━━ RECORDS SHOWN ━━

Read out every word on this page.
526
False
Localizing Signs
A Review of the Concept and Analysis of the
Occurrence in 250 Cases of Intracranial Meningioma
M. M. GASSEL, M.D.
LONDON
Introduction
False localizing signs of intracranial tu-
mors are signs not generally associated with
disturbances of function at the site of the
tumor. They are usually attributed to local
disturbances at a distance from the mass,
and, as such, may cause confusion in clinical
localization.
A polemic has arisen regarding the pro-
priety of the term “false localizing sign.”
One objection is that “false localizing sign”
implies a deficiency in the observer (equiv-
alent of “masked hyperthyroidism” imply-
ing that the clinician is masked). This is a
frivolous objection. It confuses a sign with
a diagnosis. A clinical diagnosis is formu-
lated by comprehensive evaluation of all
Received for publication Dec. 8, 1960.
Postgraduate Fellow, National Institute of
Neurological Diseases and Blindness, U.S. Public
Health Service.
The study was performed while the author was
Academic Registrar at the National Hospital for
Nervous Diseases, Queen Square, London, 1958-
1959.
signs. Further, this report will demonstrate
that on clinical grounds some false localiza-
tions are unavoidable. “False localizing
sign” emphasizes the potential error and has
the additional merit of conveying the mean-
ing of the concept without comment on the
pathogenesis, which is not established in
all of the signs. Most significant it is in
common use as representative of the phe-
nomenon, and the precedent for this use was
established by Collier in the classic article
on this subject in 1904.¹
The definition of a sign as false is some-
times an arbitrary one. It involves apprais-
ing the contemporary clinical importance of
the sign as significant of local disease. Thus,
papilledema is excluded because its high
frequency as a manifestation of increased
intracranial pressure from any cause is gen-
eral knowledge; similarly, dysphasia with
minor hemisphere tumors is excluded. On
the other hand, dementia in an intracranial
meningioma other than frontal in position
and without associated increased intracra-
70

━━━

ASSIGNMENT
Determine how many lines in the data include "disturbances", and let the answer be that number alone.

RESULT OF THIS TASK
2